_Problem description_: Will you quote all of the entries, word for word?

_Stored data_:

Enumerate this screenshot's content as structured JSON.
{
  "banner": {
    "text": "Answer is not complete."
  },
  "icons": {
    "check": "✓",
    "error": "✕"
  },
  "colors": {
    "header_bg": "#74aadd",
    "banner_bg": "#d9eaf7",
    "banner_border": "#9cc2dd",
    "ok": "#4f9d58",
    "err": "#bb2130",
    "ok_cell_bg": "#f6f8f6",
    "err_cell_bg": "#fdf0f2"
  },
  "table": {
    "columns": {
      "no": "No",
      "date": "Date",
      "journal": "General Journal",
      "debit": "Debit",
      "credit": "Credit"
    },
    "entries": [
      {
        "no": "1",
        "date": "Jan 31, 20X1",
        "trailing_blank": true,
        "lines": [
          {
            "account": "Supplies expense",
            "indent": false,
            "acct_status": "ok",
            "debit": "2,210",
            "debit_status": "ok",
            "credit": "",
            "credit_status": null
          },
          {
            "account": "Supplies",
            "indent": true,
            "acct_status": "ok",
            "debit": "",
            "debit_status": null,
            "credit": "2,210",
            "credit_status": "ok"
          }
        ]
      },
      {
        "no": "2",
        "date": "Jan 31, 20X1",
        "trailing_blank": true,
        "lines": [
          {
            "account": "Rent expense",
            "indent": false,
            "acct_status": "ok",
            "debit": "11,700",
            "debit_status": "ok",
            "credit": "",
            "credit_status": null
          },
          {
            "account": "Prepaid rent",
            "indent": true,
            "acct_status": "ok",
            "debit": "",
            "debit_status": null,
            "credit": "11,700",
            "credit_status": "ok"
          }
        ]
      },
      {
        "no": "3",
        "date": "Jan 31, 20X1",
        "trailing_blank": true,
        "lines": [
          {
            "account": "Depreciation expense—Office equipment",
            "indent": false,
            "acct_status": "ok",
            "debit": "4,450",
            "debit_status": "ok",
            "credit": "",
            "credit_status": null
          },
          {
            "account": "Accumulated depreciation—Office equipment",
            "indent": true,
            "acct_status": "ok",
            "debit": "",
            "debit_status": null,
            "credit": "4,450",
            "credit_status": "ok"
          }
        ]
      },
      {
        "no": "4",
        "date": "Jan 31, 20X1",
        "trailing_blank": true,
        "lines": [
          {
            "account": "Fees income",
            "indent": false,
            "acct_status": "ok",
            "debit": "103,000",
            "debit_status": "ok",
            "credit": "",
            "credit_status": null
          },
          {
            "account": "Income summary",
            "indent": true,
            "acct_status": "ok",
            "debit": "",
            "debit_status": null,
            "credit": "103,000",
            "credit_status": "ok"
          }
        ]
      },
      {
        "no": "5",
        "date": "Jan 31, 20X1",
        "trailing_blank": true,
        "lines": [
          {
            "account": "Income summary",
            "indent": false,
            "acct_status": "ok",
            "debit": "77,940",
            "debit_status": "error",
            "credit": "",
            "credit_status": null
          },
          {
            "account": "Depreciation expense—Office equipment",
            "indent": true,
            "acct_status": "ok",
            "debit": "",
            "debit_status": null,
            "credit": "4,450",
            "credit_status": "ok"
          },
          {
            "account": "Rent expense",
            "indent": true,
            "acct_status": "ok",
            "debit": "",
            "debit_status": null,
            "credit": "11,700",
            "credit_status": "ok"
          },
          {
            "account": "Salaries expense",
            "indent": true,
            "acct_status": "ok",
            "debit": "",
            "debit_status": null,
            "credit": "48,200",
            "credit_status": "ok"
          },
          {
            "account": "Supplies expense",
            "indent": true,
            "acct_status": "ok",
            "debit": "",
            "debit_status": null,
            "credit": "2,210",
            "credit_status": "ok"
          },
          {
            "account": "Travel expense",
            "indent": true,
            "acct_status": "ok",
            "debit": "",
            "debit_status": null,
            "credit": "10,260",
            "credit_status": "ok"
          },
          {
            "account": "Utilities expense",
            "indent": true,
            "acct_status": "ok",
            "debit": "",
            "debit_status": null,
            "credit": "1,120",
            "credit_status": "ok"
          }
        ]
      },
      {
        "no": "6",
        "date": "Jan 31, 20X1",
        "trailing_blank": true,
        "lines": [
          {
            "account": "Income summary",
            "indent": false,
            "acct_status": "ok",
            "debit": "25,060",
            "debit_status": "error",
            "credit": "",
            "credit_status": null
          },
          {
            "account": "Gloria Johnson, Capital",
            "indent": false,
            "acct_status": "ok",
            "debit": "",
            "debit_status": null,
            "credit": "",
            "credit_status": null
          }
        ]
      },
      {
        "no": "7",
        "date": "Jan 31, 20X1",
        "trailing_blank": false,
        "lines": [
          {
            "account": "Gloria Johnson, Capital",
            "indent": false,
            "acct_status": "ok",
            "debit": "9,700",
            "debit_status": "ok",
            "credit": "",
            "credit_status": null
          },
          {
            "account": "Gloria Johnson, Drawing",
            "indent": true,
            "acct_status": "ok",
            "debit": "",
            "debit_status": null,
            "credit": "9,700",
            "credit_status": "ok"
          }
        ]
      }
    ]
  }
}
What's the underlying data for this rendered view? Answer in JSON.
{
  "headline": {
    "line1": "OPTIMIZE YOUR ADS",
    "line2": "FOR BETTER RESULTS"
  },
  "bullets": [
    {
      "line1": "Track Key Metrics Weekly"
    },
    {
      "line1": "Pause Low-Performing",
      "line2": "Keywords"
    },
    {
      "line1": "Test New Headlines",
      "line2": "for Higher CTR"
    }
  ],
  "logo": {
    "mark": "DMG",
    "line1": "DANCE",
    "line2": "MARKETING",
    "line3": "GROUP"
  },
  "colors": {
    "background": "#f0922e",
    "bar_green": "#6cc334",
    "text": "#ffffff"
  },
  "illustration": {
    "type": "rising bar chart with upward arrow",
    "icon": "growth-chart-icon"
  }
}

_Solved exercise_:
Enumerate this screenshot's content as structured JSON.
{
  "banner": {
    "text": "Answer is not complete."
  },
  "icons": {
    "check": "✓",
    "error": "✕"
  },
  "colors": {
    "header_bg": "#74aadd",
    "banner_bg": "#d9eaf7",
    "banner_border": "#9cc2dd",
    "ok": "#4f9d58",
    "err": "#bb2130",
    "ok_cell_bg": "#f6f8f6",
    "err_cell_bg": "#fdf0f2"
  },
  "table": {
    "columns": {
      "no": "No",
      "date": "Date",
      "journal": "General Journal",
      "debit": "Debit",
      "credit": "Credit"
    },
    "entries": [
      {
        "no": "1",
        "date": "Jan 31, 20X1",
        "trailing_blank": true,
        "lines": [
          {
            "account": "Supplies expense",
            "indent": false,
            "acct_status": "ok",
            "debit": "2,210",
            "debit_status": "ok",
            "credit": "",
            "credit_status": null
          },
          {
            "account": "Supplies",
            "indent": true,
            "acct_status": "ok",
            "debit": "",
            "debit_status": null,
            "credit": "2,210",
            "credit_status": "ok"
          }
        ]
      },
      {
        "no": "2",
        "date": "Jan 31, 20X1",
        "trailing_blank": true,
        "lines": [
          {
            "account": "Rent expense",
            "indent": false,
            "acct_status": "ok",
            "debit": "11,700",
            "debit_status": "ok",
            "credit": "",
            "credit_status": null
          },
          {
            "account": "Prepaid rent",
            "indent": true,
            "acct_status": "ok",
            "debit": "",
            "debit_status": null,
            "credit": "11,700",
            "credit_status": "ok"
          }
        ]
      },
      {
        "no": "3",
        "date": "Jan 31, 20X1",
        "trailing_blank": true,
        "lines": [
          {
            "account": "Depreciation expense—Office equipment",
            "indent": false,
            "acct_status": "ok",
            "debit": "4,450",
            "debit_status": "ok",
            "credit": "",
            "credit_status": null
          },
          {
            "account": "Accumulated depreciation—Office equipment",
            "indent": true,
            "acct_status": "ok",
            "debit": "",
            "debit_status": null,
            "credit": "4,450",
            "credit_status": "ok"
          }
        ]
      },
      {
        "no": "4",
        "date": "Jan 31, 20X1",
        "trailing_blank": true,
        "lines": [
          {
            "account": "Fees income",
            "indent": false,
            "acct_status": "ok",
            "debit": "103,000",
            "debit_status": "ok",
            "credit": "",
            "credit_status": null
          },
          {
            "account": "Income summary",
            "indent": true,
            "acct_status": "ok",
            "debit": "",
            "debit_status": null,
            "credit": "103,000",
            "credit_status": "ok"
          }
        ]
      },
      {
        "no": "5",
        "date": "Jan 31, 20X1",
        "trailing_blank": true,
        "lines": [
          {
            "account": "Income summary",
            "indent": false,
            "acct_status": "ok",
            "debit": "77,940",
            "debit_status": "error",
            "credit": "",
            "credit_status": null
          },
          {
            "account": "Depreciation expense—Office equipment",
            "indent": true,
            "acct_status": "ok",
            "debit": "",
            "debit_status": null,
            "credit": "4,450",
            "credit_status": "ok"
          },
          {
            "account": "Rent expense",
            "indent": true,
            "acct_status": "ok",
            "debit": "",
            "debit_status": null,
            "credit": "11,700",
            "credit_status": "ok"
          },
          {
            "account": "Salaries expense",
            "indent": true,
            "acct_status": "ok",
            "debit": "",
            "debit_status": null,
            "credit": "48,200",
            "credit_status": "ok"
          },
          {
            "account": "Supplies expense",
            "indent": true,
            "acct_status": "ok",
            "debit": "",
            "debit_status": null,
            "credit": "2,210",
            "credit_status": "ok"
          },
          {
            "account": "Travel expense",
            "indent": true,
            "acct_status": "ok",
            "debit": "",
            "debit_status": null,
            "credit": "10,260",
            "credit_status": "ok"
          },
          {
            "account": "Utilities expense",
            "indent": true,
            "acct_status": "ok",
            "debit": "",
            "debit_status": null,
            "credit": "1,120",
            "credit_status": "ok"
          }
        ]
      },
      {
        "no": "6",
        "date": "Jan 31, 20X1",
        "trailing_blank": true,
        "lines": [
          {
            "account": "Income summary",
            "indent": false,
            "acct_status": "ok",
            "debit": "25,060",
            "debit_status": "error",
            "credit": "",
            "credit_status": null
          },
          {
            "account": "Gloria Johnson, Capital",
            "indent": false,
            "acct_status": "ok",
            "debit": "",
            "debit_status": null,
            "credit": "",
            "credit_status": null
          }
        ]
      },
      {
        "no": "7",
        "date": "Jan 31, 20X1",
        "trailing_blank": false,
        "lines": [
          {
            "account": "Gloria Johnson, Capital",
            "indent": false,
            "acct_status": "ok",
            "debit": "9,700",
            "debit_status": "ok",
            "credit": "",
            "credit_status": null
          },
          {
            "account": "Gloria Johnson, Drawing",
            "indent": true,
            "acct_status": "ok",
            "debit": "",
            "debit_status": null,
            "credit": "9,700",
            "credit_status": "ok"
          }
        ]
      }
    ]
  }
}
What's the underlying data for this rendered view? Answer in JSON.
{
  "headline": {
    "line1": "OPTIMIZE YOUR ADS",
    "line2": "FOR BETTER RESULTS"
  },
  "bullets": [
    {
      "line1": "Track Key Metrics Weekly"
    },
    {
      "line1": "Pause Low-Performing",
      "line2": "Keywords"
    },
    {
      "line1": "Test New Headlines",
      "line2": "for Higher CTR"
    }
  ],
  "logo": {
    "mark": "DMG",
    "line1": "DANCE",
    "line2": "MARKETING",
    "line3": "GROUP"
  },
  "colors": {
    "background": "#f0922e",
    "bar_green": "#6cc334",
    "text": "#ffffff"
  },
  "illustration": {
    "type": "rising bar chart with upward arrow",
    "icon": "growth-chart-icon"
  }
}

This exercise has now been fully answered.